* [DATA TO USE]:
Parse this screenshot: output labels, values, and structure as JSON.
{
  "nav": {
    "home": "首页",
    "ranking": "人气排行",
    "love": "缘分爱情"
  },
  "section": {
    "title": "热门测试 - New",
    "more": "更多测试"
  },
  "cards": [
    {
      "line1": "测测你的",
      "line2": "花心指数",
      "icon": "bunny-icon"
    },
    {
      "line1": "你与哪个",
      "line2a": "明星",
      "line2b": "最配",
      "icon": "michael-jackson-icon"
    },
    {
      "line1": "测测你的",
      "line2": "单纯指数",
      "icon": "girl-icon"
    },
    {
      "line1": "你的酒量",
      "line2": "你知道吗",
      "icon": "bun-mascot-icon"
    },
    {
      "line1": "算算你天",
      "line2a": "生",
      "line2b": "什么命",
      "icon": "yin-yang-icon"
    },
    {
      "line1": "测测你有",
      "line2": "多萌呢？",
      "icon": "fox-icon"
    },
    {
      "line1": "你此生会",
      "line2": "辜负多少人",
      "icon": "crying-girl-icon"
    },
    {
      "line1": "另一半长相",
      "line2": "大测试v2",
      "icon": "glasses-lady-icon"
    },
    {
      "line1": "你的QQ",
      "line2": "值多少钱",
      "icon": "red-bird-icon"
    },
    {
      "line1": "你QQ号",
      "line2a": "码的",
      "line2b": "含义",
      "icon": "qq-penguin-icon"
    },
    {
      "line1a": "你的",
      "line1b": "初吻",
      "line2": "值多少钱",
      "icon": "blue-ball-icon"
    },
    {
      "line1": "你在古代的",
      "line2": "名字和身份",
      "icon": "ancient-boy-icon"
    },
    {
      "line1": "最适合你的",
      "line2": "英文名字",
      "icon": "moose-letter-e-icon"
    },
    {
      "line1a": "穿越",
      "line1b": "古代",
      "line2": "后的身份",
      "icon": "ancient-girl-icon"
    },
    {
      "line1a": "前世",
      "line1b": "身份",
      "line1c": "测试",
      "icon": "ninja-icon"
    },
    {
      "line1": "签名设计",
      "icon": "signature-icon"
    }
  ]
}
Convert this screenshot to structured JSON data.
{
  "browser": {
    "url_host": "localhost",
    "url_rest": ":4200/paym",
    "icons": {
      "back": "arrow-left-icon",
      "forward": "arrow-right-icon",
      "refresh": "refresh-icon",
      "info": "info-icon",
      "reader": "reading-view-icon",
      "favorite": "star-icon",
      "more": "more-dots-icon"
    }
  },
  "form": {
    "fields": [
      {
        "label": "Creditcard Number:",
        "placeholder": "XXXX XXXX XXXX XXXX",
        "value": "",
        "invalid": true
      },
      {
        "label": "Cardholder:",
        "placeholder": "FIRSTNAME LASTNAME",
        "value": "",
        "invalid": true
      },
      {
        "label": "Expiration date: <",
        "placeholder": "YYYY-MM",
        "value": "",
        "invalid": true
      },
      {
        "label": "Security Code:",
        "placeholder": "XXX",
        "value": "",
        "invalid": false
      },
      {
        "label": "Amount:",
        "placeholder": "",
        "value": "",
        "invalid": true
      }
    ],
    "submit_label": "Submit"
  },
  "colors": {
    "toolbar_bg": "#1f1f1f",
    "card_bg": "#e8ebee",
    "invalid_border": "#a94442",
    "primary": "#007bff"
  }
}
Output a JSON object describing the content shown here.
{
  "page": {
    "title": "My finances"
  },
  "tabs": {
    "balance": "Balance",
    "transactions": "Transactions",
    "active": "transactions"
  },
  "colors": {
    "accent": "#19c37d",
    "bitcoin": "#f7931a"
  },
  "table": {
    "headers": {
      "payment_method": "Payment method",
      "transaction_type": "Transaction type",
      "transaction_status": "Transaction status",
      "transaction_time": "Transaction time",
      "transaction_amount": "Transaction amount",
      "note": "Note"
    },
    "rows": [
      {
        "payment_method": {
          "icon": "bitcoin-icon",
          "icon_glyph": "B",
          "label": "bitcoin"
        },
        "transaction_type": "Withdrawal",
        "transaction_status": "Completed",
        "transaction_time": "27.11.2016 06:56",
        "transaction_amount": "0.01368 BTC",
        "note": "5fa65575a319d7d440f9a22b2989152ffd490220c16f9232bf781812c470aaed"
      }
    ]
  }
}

* [DIRECTIONS]: Write out all the lines again, exactly as they are.

* [COMPLETED EXERCISE]:
Parse this screenshot: output labels, values, and structure as JSON.
{
  "nav": {
    "home": "首页",
    "ranking": "人气排行",
    "love": "缘分爱情"
  },
  "section": {
    "title": "热门测试 - New",
    "more": "更多测试"
  },
  "cards": [
    {
      "line1": "测测你的",
      "line2": "花心指数",
      "icon": "bunny-icon"
    },
    {
      "line1": "你与哪个",
      "line2a": "明星",
      "line2b": "最配",
      "icon": "michael-jackson-icon"
    },
    {
      "line1": "测测你的",
      "line2": "单纯指数",
      "icon": "girl-icon"
    },
    {
      "line1": "你的酒量",
      "line2": "你知道吗",
      "icon": "bun-mascot-icon"
    },
    {
      "line1": "算算你天",
      "line2a": "生",
      "line2b": "什么命",
      "icon": "yin-yang-icon"
    },
    {
      "line1": "测测你有",
      "line2": "多萌呢？",
      "icon": "fox-icon"
    },
    {
      "line1": "你此生会",
      "line2": "辜负多少人",
      "icon": "crying-girl-icon"
    },
    {
      "line1": "另一半长相",
      "line2": "大测试v2",
      "icon": "glasses-lady-icon"
    },
    {
      "line1": "你的QQ",
      "line2": "值多少钱",
      "icon": "red-bird-icon"
    },
    {
      "line1": "你QQ号",
      "line2a": "码的",
      "line2b": "含义",
      "icon": "qq-penguin-icon"
    },
    {
      "line1a": "你的",
      "line1b": "初吻",
      "line2": "值多少钱",
      "icon": "blue-ball-icon"
    },
    {
      "line1": "你在古代的",
      "line2": "名字和身份",
      "icon": "ancient-boy-icon"
    },
    {
      "line1": "最适合你的",
      "line2": "英文名字",
      "icon": "moose-letter-e-icon"
    },
    {
      "line1a": "穿越",
      "line1b": "古代",
      "line2": "后的身份",
      "icon": "ancient-girl-icon"
    },
    {
      "line1a": "前世",
      "line1b": "身份",
      "line1c": "测试",
      "icon": "ninja-icon"
    },
    {
      "line1": "签名设计",
      "icon": "signature-icon"
    }
  ]
}
Convert this screenshot to structured JSON data.
{
  "browser": {
    "url_host": "localhost",
    "url_rest": ":4200/paym",
    "icons": {
      "back": "arrow-left-icon",
      "forward": "arrow-right-icon",
      "refresh": "refresh-icon",
      "info": "info-icon",
      "reader": "reading-view-icon",
      "favorite": "star-icon",
      "more": "more-dots-icon"
    }
  },
  "form": {
    "fields": [
      {
        "label": "Creditcard Number:",
        "placeholder": "XXXX XXXX XXXX XXXX",
        "value": "",
        "invalid": true
      },
      {
        "label": "Cardholder:",
        "placeholder": "FIRSTNAME LASTNAME",
        "value": "",
        "invalid": true
      },
      {
        "label": "Expiration date: <",
        "placeholder": "YYYY-MM",
        "value": "",
        "invalid": true
      },
      {
        "label": "Security Code:",
        "placeholder": "XXX",
        "value": "",
        "invalid": false
      },
      {
        "label": "Amount:",
        "placeholder": "",
        "value": "",
        "invalid": true
      }
    ],
    "submit_label": "Submit"
  },
  "colors": {
    "toolbar_bg": "#1f1f1f",
    "card_bg": "#e8ebee",
    "invalid_border": "#a94442",
    "primary": "#007bff"
  }
}
Output a JSON object describing the content shown here.
{
  "page": {
    "title": "My finances"
  },
  "tabs": {
    "balance": "Balance",
    "transactions": "Transactions",
    "active": "transactions"
  },
  "colors": {
    "accent": "#19c37d",
    "bitcoin": "#f7931a"
  },
  "table": {
    "headers": {
      "payment_method": "Payment method",
      "transaction_type": "Transaction type",
      "transaction_status": "Transaction status",
      "transaction_time": "Transaction time",
      "transaction_amount": "Transaction amount",
      "note": "Note"
    },
    "rows": [
      {
        "payment_method": {
          "icon": "bitcoin-icon",
          "icon_glyph": "B",
          "label": "bitcoin"
        },
        "transaction_type": "Withdrawal",
        "transaction_status": "Completed",
        "transaction_time": "27.11.2016 06:56",
        "transaction_amount": "0.01368 BTC",
        "note": "5fa65575a319d7d440f9a22b2989152ffd490220c16f9232bf781812c470aaed"
      }
    ]
  }
}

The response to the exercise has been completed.